WRITTEN EXERCISE: Separate out the lines that hold "this".

━━━━━━━━

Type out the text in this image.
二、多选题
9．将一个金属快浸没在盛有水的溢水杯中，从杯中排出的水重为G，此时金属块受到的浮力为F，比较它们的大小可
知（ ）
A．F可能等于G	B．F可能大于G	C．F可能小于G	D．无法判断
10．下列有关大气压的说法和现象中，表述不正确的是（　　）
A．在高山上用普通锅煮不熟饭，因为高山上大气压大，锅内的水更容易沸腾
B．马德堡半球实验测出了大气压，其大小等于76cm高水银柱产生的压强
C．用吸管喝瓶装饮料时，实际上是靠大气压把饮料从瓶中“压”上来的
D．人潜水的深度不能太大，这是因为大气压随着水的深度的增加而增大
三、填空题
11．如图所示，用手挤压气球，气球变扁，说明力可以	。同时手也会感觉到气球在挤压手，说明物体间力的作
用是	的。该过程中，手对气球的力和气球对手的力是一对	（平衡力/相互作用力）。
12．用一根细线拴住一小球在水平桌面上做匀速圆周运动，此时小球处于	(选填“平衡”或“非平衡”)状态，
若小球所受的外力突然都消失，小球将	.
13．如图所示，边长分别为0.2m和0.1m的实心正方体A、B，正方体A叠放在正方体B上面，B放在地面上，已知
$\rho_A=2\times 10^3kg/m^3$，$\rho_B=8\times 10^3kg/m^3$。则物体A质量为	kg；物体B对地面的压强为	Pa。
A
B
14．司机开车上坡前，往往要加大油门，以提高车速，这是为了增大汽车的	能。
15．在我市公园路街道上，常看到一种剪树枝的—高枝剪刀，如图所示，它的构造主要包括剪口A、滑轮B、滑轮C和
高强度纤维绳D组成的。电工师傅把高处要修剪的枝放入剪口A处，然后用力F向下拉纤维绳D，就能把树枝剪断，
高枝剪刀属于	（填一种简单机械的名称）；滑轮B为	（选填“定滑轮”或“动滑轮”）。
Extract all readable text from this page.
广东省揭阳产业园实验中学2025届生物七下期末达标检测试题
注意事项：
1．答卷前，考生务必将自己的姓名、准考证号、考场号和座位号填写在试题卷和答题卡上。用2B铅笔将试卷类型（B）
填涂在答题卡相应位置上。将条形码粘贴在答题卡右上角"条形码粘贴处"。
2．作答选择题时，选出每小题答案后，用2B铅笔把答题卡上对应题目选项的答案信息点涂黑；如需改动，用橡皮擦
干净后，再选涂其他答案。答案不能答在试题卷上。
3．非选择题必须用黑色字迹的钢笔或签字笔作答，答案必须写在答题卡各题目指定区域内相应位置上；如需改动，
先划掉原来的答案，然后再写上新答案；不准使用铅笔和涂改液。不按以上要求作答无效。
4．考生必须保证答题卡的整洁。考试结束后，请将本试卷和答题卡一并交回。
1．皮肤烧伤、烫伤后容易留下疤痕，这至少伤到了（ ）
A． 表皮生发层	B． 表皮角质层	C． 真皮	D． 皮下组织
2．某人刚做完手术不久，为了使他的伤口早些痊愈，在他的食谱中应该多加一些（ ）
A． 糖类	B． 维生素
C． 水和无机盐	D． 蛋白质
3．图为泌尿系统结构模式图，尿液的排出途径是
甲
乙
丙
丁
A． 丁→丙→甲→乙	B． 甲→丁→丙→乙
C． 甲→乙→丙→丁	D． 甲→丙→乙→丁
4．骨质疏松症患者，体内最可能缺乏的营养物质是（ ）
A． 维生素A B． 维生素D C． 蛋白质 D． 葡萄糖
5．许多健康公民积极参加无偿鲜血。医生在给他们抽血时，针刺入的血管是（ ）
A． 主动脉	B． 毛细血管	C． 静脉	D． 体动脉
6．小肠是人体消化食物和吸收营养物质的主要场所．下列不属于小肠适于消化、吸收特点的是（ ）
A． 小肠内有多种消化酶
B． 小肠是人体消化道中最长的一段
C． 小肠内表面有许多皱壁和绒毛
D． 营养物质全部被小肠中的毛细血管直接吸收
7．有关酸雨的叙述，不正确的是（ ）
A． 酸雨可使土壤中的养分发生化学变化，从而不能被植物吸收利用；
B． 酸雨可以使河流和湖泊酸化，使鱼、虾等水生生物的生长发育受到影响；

━━━━━━━━

FULL SOLUTION:
Type out the text in this image.
Extract all readable text from this page.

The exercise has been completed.